### À faire
Extrayez telles quelles les lignes ci-dessous en partant de celle qui contient « paragraph-6 bbox=[118, 766, 883, 816] » et en vous arrêtant après celle qui contient « paragraph-8-tail: . فكأنَّهُ », ces deux lignes incluses.

### Données fournies
★ ★ ★ ★ ★ ★ ★

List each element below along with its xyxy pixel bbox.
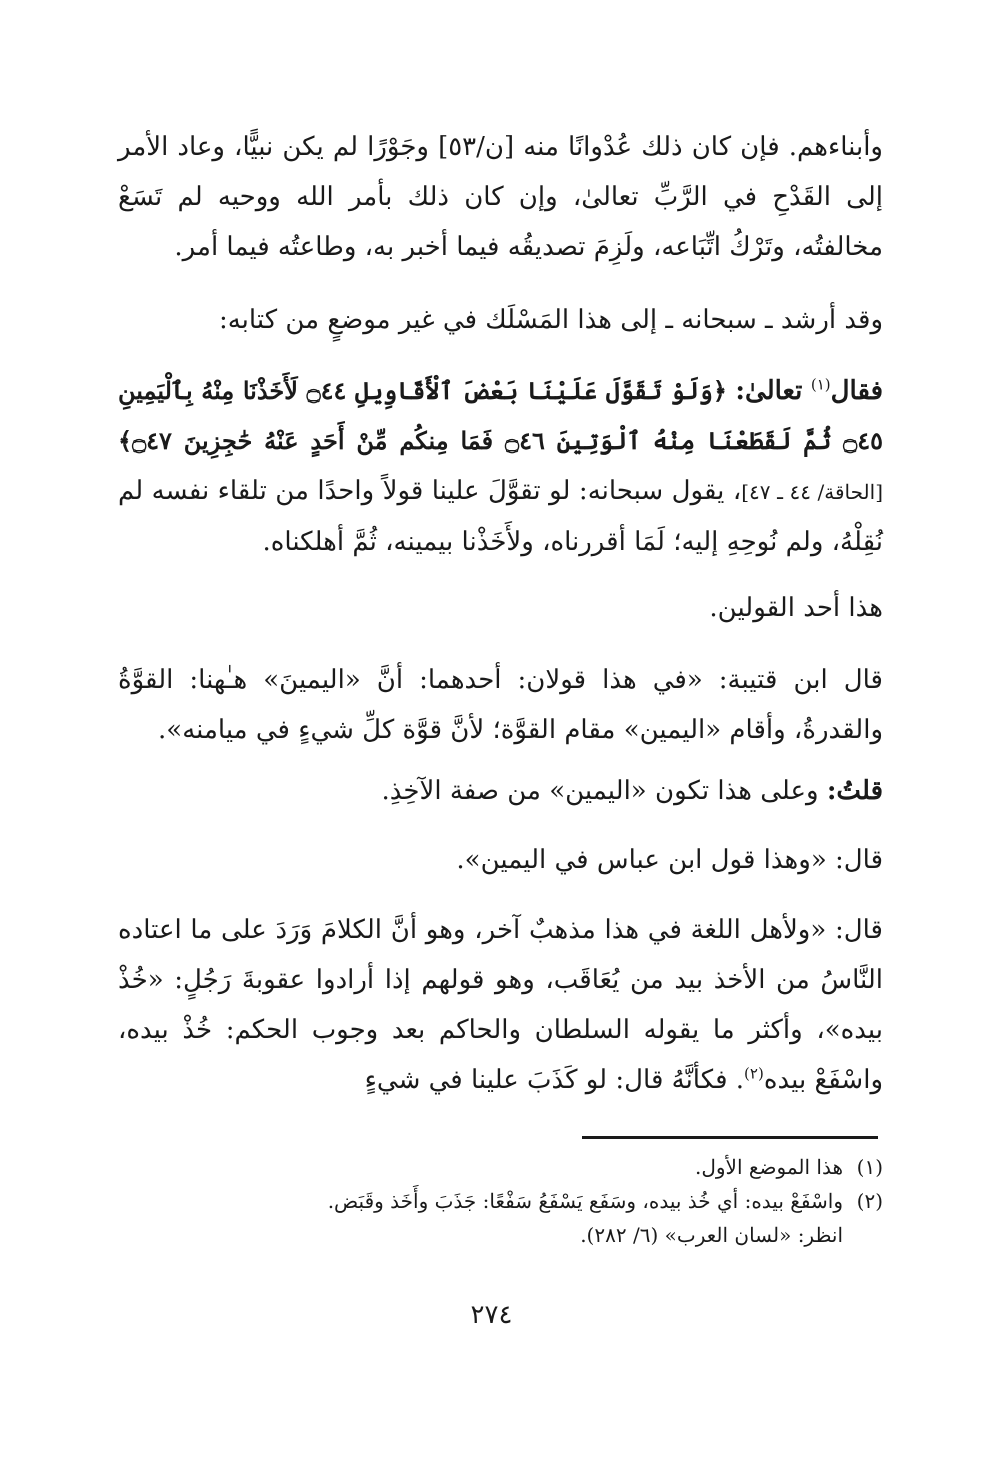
paragraph-6 bbox=[118, 766, 883, 816]
paragraph-3-rest: ، يقول سبحانه: لو تقوَّلَ علينا قولاً واحدًا من تلقاء نفسه لم نُقِلْهُ، ولم نُوحِهِ إليه؛ لَمَا أقررناه، ولأَخَذْنا بيمينه، ثُمَّ أهلكناه. bbox=[118, 476, 883, 557]
paragraph-5: قال ابن قتيبة: «في هذا قولان: أحدهما: أنَّ «اليمينَ» هـٰهنا: القوَّةُ والقدرةُ، وأقام «اليمين» مقام القوَّة؛ لأنَّ قوَّة كلِّ شيءٍ في ميامنه». bbox=[118, 665, 883, 745]
footnote-2-continuation: انظر: «لسان العرب» (٦/ ٢٨٢). bbox=[580, 1223, 843, 1247]
paragraph-8-tail: . فكأنَّهُ قال: لو كَذَبَ علينا في شيءٍ bbox=[364, 1065, 745, 1095]
footnote-ref-2: (٢) bbox=[744, 1064, 764, 1083]
paragraph-4: هذا أحد القولين. bbox=[709, 593, 883, 623]
surah-citation: [الحاقة/ ٤٤ ـ ٤٧] bbox=[741, 480, 883, 504]
paragraph-6-rest: وعلى هذا تكون «اليمين» من صفة الآخِذِ. bbox=[381, 776, 819, 806]
page-number: ٢٧٤ bbox=[470, 1300, 513, 1330]
footnote-1-text: هذا الموضع الأول. bbox=[695, 1155, 843, 1179]
footnote-2-text: واسْفَعْ بيده: أي خُذ بيده، وسَفَع يَسْفَعُ سَفْعًا: جَذَبَ وأَخَذ وقَبَض. bbox=[327, 1189, 843, 1213]
quran-verse: ﴿وَلَوْ تَقَوَّلَ عَلَيْنَا بَعْضَ ٱلْأَقَاوِيلِ ۝٤٤ لَأَخَذْنَا مِنْهُ بِٱلْيَمِينِ ۝٤٥ ثُمَّ لَقَطَعْنَا مِنْهُ ٱلْوَتِينَ ۝٤٦ فَمَا مِنكُم مِّنْ أَحَدٍ عَنْهُ حَٰجِزِينَ ۝٤٧﴾ bbox=[118, 376, 883, 455]
footnote-2 bbox=[118, 1184, 883, 1218]
paragraph-1: وأبناءهم. فإن كان ذلك عُدْوانًا منه [ن/٥٣] وجَوْرًا لم يكن نبيًّا، وعاد الأمر إلى القَدْحِ في الرَّبِّ تعالىٰ، وإن كان ذلك بأمر الله ووحيه لم تَسَعْ مخالفتُه، وتَرْكُ اتِّبَاعه، ولَزِمَ تصديقُه فيما أخبر به، وطاعتُه فيما أمر. bbox=[118, 132, 883, 262]
paragraph-2: وقد أرشد ـ سبحانه ـ إلى هذا المَسْلَك في غير موضعٍ من كتابه: bbox=[218, 305, 883, 335]
lead-word: فقال bbox=[830, 376, 884, 406]
footnote-1-number: (١) bbox=[856, 1155, 883, 1179]
author-note-label: قلتُ: bbox=[826, 776, 883, 806]
paragraph-8-main: قال: «ولأهل اللغة في هذا مذهبٌ آخر، وهو أنَّ الكلامَ وَرَدَ على ما اعتاده النَّاسُ من الأخذ بيد من يُعَاقَب، وهو قولهم إذا أرادوا عقوبةَ رَجُلٍ: «خُذْ بيده»، وأكثر ما يقوله السلطان والحاكم بعد وجوب الحكم: خُذْ بيده، واسْفَعْ بيده bbox=[118, 915, 883, 1095]
footnote-1 bbox=[118, 1150, 883, 1184]
footnote-2-number: (٢) bbox=[856, 1189, 883, 1213]
paragraph-quran-verse bbox=[118, 366, 883, 567]
paragraph-7: قال: «وهذا قول ابن عباس في اليمين». bbox=[456, 845, 883, 875]
lead-word-2: تعالىٰ: bbox=[735, 376, 803, 406]
footnote-ref-1: (١) bbox=[810, 375, 831, 394]
footnotes bbox=[118, 1150, 883, 1252]
footnote-divider bbox=[582, 1136, 878, 1139]
paragraph-8 bbox=[118, 905, 883, 1105]
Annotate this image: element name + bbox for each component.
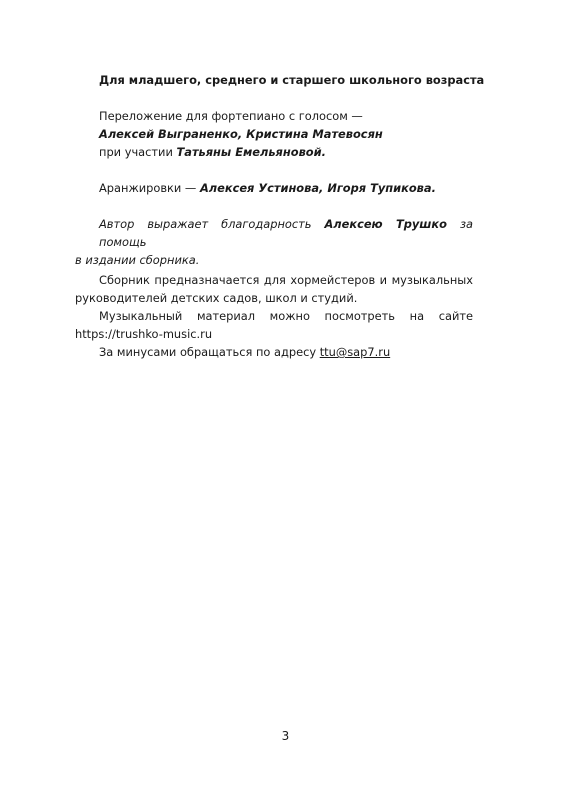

★ ★ ★ ★ ★ ★ ★

### Corrigé de l'exercice
paragraph-6 bbox=[118, 766, 883, 816]
paragraph-3-rest: ، يقول سبحانه: لو تقوَّلَ علينا قولاً واحدًا من تلقاء نفسه لم نُقِلْهُ، ولم نُوحِهِ إليه؛ لَمَا أقررناه، ولأَخَذْنا بيمينه، ثُمَّ أهلكناه. bbox=[118, 476, 883, 557]
paragraph-5: قال ابن قتيبة: «في هذا قولان: أحدهما: أنَّ «اليمينَ» هـٰهنا: القوَّةُ والقدرةُ، وأقام «اليمين» مقام القوَّة؛ لأنَّ قوَّة كلِّ شيءٍ في ميامنه». bbox=[118, 665, 883, 745]
footnote-2-continuation: انظر: «لسان العرب» (٦/ ٢٨٢). bbox=[580, 1223, 843, 1247]
paragraph-8-tail: . فكأنَّهُ قال: لو كَذَبَ علينا في شيءٍ bbox=[364, 1065, 745, 1095]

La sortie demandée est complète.